Input data:
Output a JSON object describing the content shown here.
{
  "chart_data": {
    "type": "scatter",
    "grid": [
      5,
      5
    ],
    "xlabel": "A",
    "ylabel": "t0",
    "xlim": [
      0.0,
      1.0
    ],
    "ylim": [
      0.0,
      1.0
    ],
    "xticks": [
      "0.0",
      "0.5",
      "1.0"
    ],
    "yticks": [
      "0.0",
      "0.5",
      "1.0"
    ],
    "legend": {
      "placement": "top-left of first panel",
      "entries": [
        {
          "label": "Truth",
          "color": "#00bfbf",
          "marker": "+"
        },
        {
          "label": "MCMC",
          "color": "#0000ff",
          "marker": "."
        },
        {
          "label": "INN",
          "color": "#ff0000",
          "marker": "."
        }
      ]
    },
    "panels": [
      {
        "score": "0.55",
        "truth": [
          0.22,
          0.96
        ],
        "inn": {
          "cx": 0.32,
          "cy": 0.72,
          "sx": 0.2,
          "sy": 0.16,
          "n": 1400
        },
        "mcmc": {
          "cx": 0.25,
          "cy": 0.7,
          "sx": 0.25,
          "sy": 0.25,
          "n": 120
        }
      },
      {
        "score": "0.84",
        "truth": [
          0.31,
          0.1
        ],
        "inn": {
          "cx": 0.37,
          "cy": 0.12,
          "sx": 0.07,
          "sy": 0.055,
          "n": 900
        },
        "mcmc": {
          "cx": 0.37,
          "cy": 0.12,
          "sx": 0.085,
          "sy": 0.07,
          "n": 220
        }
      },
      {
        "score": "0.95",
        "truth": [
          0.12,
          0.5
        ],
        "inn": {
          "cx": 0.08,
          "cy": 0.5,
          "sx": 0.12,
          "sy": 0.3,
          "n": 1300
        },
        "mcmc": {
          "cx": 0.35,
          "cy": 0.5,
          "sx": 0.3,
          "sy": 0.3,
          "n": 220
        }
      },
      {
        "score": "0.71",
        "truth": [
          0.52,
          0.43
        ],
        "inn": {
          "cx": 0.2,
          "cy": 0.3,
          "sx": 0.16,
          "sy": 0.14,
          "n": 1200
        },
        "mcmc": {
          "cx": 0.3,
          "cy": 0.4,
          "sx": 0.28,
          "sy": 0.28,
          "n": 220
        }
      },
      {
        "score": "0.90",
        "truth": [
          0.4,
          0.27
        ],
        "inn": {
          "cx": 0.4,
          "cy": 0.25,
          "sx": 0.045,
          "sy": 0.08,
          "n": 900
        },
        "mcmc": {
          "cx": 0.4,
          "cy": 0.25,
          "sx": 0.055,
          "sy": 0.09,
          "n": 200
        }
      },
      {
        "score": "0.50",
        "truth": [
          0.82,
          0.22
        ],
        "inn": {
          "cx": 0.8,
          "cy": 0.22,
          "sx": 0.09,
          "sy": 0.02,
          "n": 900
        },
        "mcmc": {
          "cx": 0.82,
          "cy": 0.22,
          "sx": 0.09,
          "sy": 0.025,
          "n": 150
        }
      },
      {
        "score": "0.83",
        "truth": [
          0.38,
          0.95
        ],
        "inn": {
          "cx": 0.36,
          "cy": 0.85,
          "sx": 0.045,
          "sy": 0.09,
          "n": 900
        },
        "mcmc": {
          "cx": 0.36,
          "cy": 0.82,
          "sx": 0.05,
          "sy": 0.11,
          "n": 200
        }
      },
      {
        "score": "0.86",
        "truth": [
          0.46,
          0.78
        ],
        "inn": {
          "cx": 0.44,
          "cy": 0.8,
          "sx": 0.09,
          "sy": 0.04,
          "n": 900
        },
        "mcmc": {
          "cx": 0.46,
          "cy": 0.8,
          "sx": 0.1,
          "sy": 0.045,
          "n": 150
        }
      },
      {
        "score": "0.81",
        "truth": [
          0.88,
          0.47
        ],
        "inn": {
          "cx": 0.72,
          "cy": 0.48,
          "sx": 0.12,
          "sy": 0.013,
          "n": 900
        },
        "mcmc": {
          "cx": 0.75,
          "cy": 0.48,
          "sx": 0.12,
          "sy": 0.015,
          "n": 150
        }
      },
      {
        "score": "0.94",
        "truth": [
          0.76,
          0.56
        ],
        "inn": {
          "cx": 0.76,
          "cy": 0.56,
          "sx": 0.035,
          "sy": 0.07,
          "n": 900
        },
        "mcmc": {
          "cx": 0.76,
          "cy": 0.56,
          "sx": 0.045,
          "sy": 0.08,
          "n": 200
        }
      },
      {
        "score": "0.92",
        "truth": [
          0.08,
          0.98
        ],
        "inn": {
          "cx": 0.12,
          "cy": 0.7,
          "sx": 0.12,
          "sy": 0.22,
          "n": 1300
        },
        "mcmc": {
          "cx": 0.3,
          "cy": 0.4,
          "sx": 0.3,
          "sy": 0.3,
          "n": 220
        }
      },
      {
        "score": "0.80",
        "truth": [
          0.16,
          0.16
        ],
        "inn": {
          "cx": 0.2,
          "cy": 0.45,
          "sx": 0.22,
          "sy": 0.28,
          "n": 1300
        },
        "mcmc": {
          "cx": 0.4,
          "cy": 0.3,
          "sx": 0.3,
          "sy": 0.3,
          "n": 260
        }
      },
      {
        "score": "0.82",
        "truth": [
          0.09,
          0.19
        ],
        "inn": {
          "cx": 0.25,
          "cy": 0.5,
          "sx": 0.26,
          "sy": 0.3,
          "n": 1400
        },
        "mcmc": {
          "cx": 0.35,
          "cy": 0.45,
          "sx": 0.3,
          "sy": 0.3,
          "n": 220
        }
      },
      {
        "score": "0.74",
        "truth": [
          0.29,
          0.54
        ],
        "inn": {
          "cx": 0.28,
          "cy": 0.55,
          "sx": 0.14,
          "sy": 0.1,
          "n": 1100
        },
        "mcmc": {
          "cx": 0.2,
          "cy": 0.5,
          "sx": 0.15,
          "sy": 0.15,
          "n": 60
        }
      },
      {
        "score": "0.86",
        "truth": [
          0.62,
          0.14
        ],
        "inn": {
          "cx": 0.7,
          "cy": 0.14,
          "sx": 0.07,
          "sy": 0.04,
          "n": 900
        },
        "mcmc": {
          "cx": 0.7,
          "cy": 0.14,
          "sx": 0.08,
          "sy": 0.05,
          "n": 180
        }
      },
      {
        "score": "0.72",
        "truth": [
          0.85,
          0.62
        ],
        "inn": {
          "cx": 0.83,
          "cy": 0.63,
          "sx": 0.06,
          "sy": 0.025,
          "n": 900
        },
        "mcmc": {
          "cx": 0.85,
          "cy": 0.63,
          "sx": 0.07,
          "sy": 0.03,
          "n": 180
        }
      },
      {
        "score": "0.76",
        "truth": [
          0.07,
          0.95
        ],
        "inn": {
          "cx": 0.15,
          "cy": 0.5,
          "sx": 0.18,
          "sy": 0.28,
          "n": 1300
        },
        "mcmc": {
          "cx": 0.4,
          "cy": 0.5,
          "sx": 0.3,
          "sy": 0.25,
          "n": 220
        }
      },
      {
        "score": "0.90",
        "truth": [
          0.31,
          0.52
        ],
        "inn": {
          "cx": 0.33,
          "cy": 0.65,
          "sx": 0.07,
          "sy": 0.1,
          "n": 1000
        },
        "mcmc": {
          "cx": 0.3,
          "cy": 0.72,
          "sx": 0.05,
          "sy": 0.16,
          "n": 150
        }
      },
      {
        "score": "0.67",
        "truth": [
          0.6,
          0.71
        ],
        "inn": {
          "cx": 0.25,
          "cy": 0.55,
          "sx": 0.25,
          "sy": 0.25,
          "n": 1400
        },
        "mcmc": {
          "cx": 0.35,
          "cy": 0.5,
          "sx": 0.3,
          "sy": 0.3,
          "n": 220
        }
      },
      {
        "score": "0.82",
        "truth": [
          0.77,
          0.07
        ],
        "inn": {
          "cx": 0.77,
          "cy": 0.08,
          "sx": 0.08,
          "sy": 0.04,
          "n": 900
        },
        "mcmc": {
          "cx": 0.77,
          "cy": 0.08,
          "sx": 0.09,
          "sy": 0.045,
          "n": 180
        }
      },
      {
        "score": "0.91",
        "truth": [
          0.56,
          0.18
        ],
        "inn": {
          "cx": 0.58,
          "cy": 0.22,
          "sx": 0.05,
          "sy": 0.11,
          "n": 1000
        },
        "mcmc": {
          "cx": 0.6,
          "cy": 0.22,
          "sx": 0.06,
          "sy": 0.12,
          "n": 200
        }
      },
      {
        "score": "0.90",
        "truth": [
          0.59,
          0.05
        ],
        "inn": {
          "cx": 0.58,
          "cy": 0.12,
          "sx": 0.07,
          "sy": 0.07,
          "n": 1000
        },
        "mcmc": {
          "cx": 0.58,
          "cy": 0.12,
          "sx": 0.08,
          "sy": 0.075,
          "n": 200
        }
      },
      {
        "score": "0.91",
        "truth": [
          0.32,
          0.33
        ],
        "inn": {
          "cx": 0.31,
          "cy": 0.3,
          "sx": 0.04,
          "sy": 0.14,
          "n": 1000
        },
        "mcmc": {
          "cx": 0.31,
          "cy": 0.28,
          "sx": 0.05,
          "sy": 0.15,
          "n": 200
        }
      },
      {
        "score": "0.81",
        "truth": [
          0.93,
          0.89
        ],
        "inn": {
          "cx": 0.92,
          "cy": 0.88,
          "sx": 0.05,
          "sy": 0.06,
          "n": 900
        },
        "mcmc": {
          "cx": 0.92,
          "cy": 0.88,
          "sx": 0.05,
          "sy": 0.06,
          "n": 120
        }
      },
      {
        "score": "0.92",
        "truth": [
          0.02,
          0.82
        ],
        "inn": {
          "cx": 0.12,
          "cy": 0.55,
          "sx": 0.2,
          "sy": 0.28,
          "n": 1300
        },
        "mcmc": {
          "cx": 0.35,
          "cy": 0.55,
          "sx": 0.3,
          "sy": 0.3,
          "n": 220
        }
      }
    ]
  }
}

Problem to solve:
Each line in the entries above that includes the string "color" should be extracted.

Written solution:
          "color": "#00bfbf",
          "color": "#0000ff",
          "color": "#ff0000",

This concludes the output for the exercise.